• Brief:
Going through the listing below, work out how many lines include "development" and give that number by itself.

::: Data section :::

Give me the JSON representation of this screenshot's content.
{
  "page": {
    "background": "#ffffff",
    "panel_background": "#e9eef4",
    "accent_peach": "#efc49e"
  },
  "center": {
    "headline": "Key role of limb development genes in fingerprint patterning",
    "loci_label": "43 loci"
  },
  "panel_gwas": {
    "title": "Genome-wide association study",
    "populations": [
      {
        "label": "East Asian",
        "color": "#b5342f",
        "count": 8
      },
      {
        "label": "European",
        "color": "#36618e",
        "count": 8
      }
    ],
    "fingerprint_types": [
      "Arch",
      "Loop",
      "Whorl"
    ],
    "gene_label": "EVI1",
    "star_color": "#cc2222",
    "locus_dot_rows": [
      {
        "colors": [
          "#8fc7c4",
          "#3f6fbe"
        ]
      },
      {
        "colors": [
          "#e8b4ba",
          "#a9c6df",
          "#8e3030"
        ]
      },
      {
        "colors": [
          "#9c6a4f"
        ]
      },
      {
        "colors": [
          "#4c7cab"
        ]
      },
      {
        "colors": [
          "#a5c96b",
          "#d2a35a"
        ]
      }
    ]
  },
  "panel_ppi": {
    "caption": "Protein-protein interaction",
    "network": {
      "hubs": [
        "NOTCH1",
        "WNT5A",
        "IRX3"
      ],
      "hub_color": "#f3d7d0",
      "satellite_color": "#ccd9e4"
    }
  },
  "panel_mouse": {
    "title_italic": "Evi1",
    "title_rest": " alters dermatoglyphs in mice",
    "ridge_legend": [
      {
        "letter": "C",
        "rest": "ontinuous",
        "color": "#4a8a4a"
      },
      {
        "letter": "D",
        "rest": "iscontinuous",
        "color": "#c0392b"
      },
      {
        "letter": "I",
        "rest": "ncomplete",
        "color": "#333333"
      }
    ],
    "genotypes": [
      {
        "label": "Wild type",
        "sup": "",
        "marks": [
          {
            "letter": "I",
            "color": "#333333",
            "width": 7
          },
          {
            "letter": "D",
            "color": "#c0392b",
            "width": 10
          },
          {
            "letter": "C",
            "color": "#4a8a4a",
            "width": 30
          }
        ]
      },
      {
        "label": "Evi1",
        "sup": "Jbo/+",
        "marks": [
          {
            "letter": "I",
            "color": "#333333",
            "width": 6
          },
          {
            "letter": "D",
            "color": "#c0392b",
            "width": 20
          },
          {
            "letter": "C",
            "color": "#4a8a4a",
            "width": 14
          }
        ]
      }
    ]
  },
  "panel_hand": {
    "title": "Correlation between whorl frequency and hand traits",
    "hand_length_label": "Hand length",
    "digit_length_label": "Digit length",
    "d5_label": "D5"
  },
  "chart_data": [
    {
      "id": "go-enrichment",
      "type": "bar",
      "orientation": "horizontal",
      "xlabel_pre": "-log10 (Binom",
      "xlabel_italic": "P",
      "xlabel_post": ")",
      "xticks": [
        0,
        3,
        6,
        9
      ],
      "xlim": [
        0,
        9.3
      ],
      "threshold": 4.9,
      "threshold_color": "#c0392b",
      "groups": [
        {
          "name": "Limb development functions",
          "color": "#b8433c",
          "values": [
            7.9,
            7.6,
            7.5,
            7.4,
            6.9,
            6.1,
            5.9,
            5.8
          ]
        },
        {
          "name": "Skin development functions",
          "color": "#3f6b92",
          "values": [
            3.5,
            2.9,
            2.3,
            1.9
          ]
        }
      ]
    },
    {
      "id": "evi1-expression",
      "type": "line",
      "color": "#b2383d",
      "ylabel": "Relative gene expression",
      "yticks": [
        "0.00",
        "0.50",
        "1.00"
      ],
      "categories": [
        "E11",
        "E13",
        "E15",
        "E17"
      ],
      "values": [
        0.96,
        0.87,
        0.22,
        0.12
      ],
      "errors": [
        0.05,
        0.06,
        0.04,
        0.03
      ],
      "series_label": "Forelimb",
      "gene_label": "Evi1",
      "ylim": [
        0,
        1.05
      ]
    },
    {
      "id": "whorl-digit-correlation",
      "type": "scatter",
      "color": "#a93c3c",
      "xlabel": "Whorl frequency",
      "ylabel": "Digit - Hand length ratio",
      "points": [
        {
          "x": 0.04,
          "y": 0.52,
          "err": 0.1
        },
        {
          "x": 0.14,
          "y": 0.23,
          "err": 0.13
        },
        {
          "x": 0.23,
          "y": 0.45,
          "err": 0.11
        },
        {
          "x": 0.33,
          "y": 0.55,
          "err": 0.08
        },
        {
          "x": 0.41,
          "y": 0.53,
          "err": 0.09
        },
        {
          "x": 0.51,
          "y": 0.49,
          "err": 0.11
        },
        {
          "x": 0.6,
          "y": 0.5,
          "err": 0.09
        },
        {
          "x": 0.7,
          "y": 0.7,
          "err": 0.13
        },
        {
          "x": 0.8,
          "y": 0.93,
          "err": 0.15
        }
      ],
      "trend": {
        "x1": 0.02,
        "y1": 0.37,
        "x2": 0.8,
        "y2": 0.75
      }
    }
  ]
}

:::

• Solved exercise:
3